Gather up the lines with the word "title" in them.

# # #

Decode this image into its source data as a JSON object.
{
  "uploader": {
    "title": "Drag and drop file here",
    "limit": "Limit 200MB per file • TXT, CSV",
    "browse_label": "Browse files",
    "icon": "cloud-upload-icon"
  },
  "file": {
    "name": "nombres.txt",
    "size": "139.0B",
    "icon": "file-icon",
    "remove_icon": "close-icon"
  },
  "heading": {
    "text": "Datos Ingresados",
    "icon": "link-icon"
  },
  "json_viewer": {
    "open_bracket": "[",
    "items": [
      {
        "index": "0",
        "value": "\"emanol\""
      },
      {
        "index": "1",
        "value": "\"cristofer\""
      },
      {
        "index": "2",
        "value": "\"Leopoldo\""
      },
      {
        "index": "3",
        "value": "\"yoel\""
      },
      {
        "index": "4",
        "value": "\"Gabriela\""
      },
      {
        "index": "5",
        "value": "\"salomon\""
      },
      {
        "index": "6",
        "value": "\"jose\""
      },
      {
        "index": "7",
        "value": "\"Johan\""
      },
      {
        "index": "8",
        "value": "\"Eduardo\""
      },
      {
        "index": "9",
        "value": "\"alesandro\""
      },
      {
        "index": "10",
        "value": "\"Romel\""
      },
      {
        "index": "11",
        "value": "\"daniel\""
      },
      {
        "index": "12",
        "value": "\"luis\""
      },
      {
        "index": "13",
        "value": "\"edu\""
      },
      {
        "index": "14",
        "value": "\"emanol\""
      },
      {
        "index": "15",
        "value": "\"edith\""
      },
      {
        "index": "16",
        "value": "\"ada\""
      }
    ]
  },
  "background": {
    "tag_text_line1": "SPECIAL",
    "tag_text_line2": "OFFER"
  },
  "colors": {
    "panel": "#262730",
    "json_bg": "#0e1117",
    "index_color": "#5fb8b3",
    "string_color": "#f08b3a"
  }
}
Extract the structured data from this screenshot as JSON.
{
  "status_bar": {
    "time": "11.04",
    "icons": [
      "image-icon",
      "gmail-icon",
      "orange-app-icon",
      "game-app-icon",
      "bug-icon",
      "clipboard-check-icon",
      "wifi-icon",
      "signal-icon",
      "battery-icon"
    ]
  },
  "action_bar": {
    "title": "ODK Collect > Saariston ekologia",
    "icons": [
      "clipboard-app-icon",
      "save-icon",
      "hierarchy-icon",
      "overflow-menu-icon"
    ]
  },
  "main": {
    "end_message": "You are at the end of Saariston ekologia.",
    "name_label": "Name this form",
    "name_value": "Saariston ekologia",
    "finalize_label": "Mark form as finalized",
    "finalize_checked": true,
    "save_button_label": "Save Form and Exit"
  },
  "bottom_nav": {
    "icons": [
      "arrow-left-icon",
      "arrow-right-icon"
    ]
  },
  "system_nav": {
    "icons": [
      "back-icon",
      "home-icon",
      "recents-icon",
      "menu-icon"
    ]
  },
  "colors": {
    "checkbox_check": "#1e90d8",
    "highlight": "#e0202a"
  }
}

# # #

#### Output for this exercise
    "title": "Drag and drop file here",
    "title": "ODK Collect > Saariston ekologia",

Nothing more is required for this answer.